EXCERPT: Begin

Hok Sochetra

Personal information
- Date of birth: 27 July 1974 (age 51)
- Place of birth: Phnom Penh, Khmer Republic
- Height: 1.80 m (5 ft 11 in)
- Position: Striker

Senior career*
- Years: Team / Apps / (Gls)
- 2002–2004: Samart United
- 2005–2006: Hello United
- 2007: Phnom Penh Empire
- 2008–2013: Preah Khan Reach

International career^{‡}
- 1995–2003: Cambodia / 26 / (20)

Managerial career
- Post Tel Club
- 2012: Cambodia
- 2017–: Visakha (team manager)

Khmer name
- Khmer: ហុក សុចិត្រា
- Romanization: Hŏk Sŏcĕtra
- IPA: hok so.cə.traː

= Hok Sochetra =

Cambodian football manager (born 1974)

EXCERPT: End

## STUDY QUESTIONS
(A) What playing position does the Hok Sochetra profile list?
(B) Resume the Hok Sochetra profile after its final line.
The entries that come next have nothing to do with the Hok Sochetra profile.

SUPPLIED DATA: Begin

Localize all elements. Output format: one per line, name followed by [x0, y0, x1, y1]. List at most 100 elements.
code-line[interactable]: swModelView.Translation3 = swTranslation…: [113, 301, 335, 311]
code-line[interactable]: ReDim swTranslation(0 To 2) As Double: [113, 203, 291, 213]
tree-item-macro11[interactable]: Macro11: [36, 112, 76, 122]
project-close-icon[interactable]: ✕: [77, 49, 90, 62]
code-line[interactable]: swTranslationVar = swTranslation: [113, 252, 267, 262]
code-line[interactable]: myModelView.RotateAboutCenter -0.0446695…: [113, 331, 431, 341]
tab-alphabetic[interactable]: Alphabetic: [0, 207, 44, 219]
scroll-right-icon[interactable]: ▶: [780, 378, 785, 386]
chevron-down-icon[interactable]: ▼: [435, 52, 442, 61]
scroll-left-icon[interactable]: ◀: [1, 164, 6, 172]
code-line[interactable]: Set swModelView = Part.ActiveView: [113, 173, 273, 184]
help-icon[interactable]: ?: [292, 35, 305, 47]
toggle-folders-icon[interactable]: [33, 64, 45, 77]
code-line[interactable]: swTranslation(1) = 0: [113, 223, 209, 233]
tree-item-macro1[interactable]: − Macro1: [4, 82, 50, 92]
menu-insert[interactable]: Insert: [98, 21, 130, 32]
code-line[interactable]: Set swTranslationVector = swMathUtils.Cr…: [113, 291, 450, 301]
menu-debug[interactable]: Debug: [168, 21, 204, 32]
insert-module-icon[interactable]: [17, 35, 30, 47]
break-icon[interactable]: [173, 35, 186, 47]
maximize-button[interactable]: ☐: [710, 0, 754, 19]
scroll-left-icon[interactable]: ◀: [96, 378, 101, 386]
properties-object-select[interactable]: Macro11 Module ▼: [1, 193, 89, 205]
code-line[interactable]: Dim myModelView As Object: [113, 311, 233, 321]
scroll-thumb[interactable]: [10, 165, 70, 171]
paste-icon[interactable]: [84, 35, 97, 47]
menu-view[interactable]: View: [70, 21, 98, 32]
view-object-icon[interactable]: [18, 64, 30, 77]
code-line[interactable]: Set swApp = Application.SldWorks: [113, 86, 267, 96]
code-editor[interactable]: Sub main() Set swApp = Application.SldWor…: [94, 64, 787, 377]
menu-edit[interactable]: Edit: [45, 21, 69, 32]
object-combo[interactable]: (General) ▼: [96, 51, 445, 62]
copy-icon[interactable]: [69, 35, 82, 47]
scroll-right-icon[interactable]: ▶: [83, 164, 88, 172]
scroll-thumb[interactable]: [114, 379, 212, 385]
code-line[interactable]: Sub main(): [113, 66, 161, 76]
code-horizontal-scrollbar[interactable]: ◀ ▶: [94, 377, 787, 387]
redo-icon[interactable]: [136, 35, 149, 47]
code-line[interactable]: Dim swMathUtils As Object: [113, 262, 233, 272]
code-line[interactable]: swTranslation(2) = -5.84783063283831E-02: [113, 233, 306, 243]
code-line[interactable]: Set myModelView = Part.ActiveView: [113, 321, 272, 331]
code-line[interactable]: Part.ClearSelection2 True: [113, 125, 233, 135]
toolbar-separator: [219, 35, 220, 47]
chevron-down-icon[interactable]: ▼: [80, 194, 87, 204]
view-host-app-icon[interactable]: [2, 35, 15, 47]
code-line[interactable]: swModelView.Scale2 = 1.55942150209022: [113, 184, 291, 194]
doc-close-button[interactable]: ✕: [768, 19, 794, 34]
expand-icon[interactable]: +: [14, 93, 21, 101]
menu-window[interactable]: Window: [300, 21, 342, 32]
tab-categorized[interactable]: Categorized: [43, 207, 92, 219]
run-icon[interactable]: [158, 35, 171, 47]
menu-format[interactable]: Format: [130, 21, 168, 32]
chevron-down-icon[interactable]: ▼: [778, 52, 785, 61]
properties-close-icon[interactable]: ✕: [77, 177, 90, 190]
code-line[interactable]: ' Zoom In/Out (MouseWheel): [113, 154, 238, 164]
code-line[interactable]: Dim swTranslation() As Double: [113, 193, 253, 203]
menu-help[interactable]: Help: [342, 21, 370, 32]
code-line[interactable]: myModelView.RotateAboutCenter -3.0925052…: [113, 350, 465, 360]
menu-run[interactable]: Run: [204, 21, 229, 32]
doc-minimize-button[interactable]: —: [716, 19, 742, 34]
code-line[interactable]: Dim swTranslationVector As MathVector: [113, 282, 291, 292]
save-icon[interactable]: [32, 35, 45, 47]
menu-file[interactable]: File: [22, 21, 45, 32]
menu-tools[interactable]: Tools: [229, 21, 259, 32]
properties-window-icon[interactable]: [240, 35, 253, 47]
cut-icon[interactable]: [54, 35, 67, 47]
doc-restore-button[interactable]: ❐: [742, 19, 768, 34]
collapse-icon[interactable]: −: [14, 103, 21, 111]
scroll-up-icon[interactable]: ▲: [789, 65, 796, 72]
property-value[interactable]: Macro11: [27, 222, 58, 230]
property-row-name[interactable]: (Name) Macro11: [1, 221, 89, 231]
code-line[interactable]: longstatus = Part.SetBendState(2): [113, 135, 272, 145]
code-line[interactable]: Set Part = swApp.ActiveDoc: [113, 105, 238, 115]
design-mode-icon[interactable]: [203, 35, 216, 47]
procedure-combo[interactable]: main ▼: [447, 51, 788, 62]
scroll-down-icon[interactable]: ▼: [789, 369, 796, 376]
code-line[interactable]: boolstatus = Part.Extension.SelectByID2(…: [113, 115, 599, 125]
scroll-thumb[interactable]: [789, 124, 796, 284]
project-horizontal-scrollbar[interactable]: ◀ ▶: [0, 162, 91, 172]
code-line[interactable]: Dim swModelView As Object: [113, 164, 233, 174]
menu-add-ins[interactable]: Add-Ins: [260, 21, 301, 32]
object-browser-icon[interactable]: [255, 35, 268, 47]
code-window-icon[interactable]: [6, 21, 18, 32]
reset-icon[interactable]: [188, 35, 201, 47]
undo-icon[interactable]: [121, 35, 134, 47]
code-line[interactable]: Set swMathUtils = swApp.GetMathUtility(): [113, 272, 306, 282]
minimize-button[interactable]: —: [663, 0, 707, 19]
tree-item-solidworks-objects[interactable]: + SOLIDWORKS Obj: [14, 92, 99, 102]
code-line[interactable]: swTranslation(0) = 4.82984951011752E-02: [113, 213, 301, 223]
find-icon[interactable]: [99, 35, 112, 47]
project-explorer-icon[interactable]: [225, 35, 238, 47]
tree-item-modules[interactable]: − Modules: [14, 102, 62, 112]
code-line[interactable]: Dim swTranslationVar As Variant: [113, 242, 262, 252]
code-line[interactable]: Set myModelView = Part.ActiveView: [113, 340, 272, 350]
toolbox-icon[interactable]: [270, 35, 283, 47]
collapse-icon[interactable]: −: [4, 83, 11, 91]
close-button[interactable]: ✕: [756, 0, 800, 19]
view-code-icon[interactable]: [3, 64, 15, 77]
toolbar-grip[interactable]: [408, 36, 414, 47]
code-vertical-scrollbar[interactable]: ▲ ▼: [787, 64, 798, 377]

SUPPLIED DATA: End

## EXERCISE ANSWERS
(A) Striker.

(B)
Hok Sochetra (ហុក សុចិត្រា; born 27 July 1974) is a former Cambodian footballer and current manager. Playing for the national team from 1995 to 2003, he is the joint top goalscorer alongside Chan Vathanaka. Sochetra is considered one of the greatest Cambodian footballers of all time.

==International goals==
Scores and results list Cambodia's goal tally first, score column indicates score after each Cambodia goal.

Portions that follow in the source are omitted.